═══ Supplied data

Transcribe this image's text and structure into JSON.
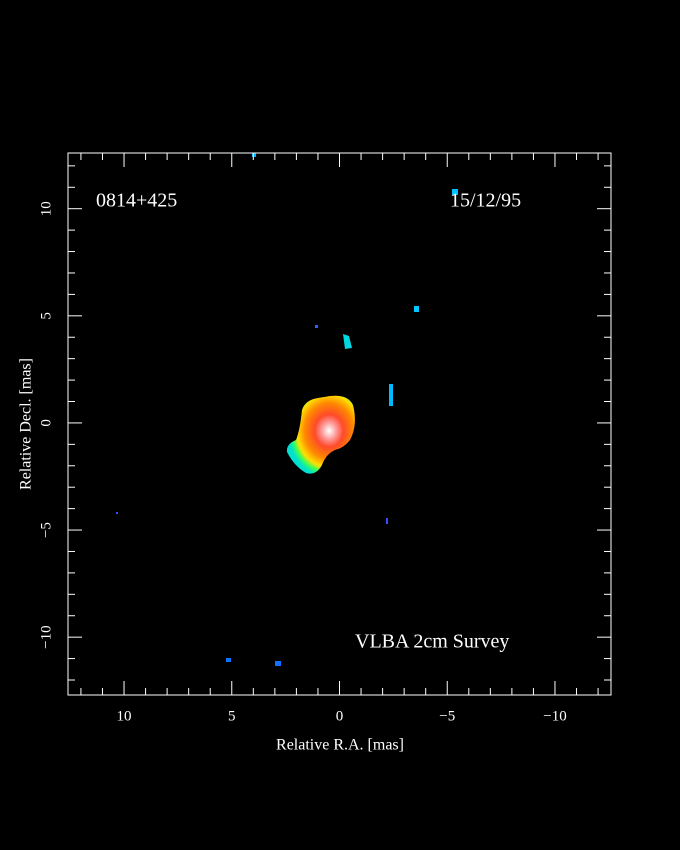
{
  "chart_data": {
    "type": "image",
    "annotations": [
      "0814+425",
      "15/12/95",
      "VLBA 2cm Survey"
    ],
    "xlabel": "Relative R.A. [mas]",
    "ylabel": "Relative Decl. [mas]",
    "xlim": [
      12.6,
      -12.6
    ],
    "ylim": [
      -12.7,
      12.6
    ],
    "xticks": [
      10,
      5,
      0,
      {
        "value": -5,
        "label": "−5"
      },
      {
        "value": -10,
        "label": "−10"
      }
    ],
    "yticks": [
      {
        "value": -10,
        "label": "−10"
      },
      {
        "value": -5,
        "label": "−5"
      },
      0,
      5,
      10
    ]
  }
}
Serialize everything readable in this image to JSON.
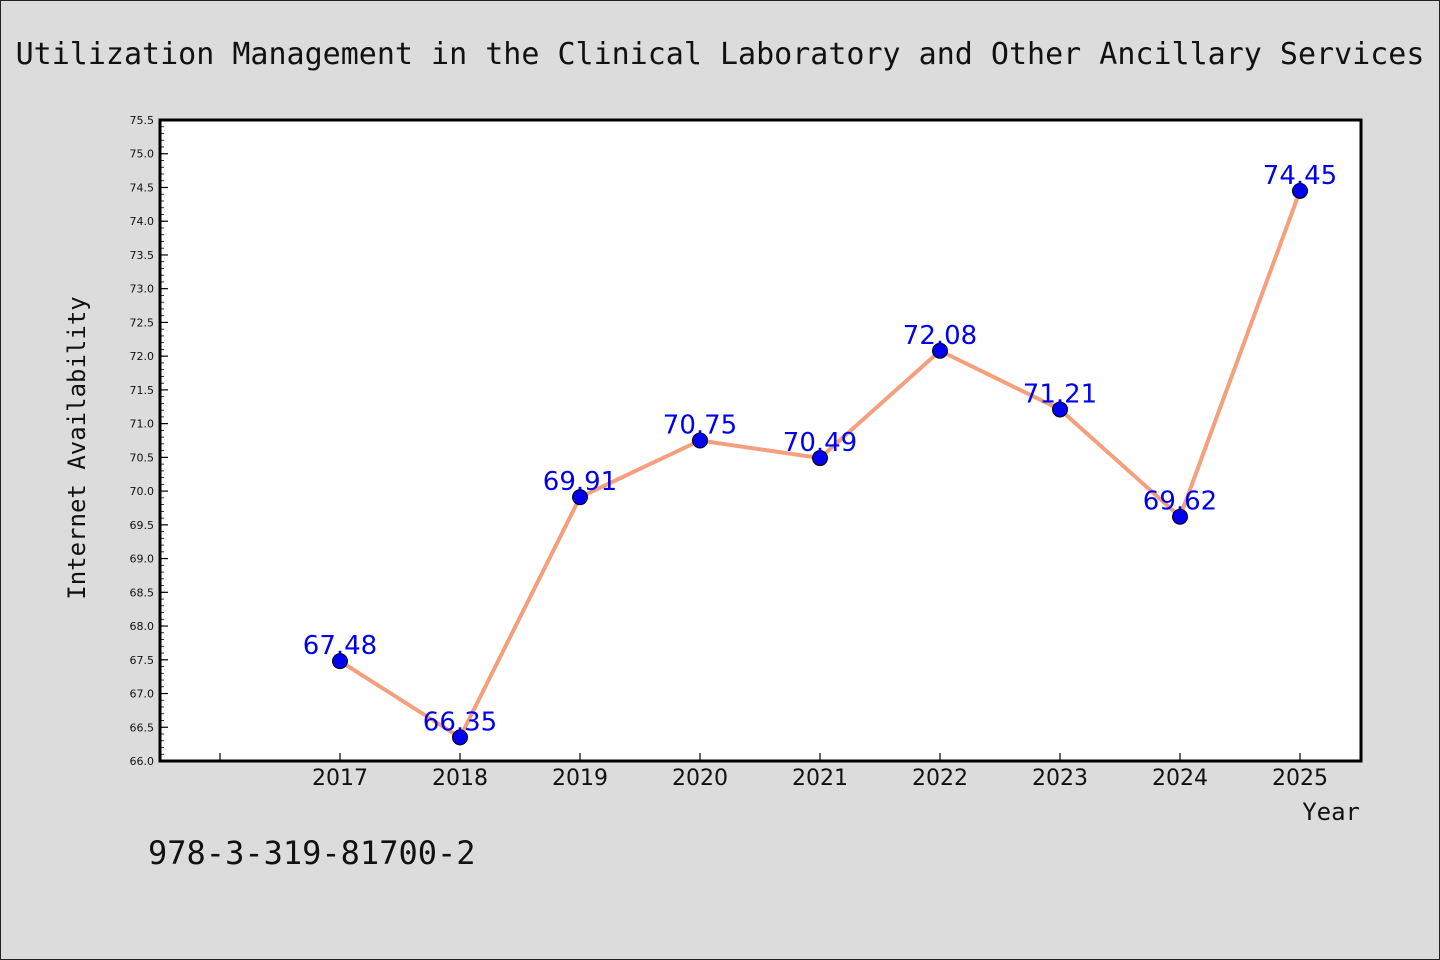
{
  "chart_data": {
    "type": "line",
    "title": "Utilization Management in the Clinical Laboratory and Other Ancillary Services",
    "xlabel": "Year",
    "ylabel": "Internet Availability",
    "categories": [
      "2017",
      "2018",
      "2019",
      "2020",
      "2021",
      "2022",
      "2023",
      "2024",
      "2025"
    ],
    "series": [
      {
        "values": [
          67.48,
          66.35,
          69.91,
          70.75,
          70.49,
          72.08,
          71.21,
          69.62,
          74.45
        ],
        "labels": [
          "67.48",
          "66.35",
          "69.91",
          "70.75",
          "70.49",
          "72.08",
          "71.21",
          "69.62",
          "74.45"
        ]
      }
    ],
    "ylim": [
      66.0,
      75.5
    ],
    "yticks": [
      "66.0",
      "66.5",
      "67.0",
      "67.5",
      "68.0",
      "68.5",
      "69.0",
      "69.5",
      "70.0",
      "70.5",
      "71.0",
      "71.5",
      "72.0",
      "72.5",
      "73.0",
      "73.5",
      "74.0",
      "74.5",
      "75.0",
      "75.5"
    ],
    "grid": false,
    "legend": "none",
    "line_color": "#f4a07e",
    "marker_color": "#0000ee",
    "label_color": "#0000ee"
  },
  "footer": {
    "isbn": "978-3-319-81700-2"
  }
}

══════

Restate the data above word for word. Skip every picture.

Transcribe this image's text and structure into JSON.
{
  "chart_data": {
    "type": "image",
    "annotations": [
      "0814+425",
      "15/12/95",
      "VLBA 2cm Survey"
    ],
    "xlabel": "Relative R.A. [mas]",
    "ylabel": "Relative Decl. [mas]",
    "xlim": [
      12.6,
      -12.6
    ],
    "ylim": [
      -12.7,
      12.6
    ],
    "xticks": [
      10,
      5,
      0,
      {
        "value": -5,
        "label": "−5"
      },
      {
        "value": -10,
        "label": "−10"
      }
    ],
    "yticks": [
      {
        "value": -10,
        "label": "−10"
      },
      {
        "value": -5,
        "label": "−5"
      },
      0,
      5,
      10
    ]
  }
}
Serialize everything readable in this image to JSON.
{
  "chart_data": {
    "type": "line",
    "title": "Utilization Management in the Clinical Laboratory and Other Ancillary Services",
    "xlabel": "Year",
    "ylabel": "Internet Availability",
    "categories": [
      "2017",
      "2018",
      "2019",
      "2020",
      "2021",
      "2022",
      "2023",
      "2024",
      "2025"
    ],
    "series": [
      {
        "values": [
          67.48,
          66.35,
          69.91,
          70.75,
          70.49,
          72.08,
          71.21,
          69.62,
          74.45
        ],
        "labels": [
          "67.48",
          "66.35",
          "69.91",
          "70.75",
          "70.49",
          "72.08",
          "71.21",
          "69.62",
          "74.45"
        ]
      }
    ],
    "ylim": [
      66.0,
      75.5
    ],
    "yticks": [
      "66.0",
      "66.5",
      "67.0",
      "67.5",
      "68.0",
      "68.5",
      "69.0",
      "69.5",
      "70.0",
      "70.5",
      "71.0",
      "71.5",
      "72.0",
      "72.5",
      "73.0",
      "73.5",
      "74.0",
      "74.5",
      "75.0",
      "75.5"
    ],
    "grid": false,
    "legend": "none",
    "line_color": "#f4a07e",
    "marker_color": "#0000ee",
    "label_color": "#0000ee"
  },
  "footer": {
    "isbn": "978-3-319-81700-2"
  }
}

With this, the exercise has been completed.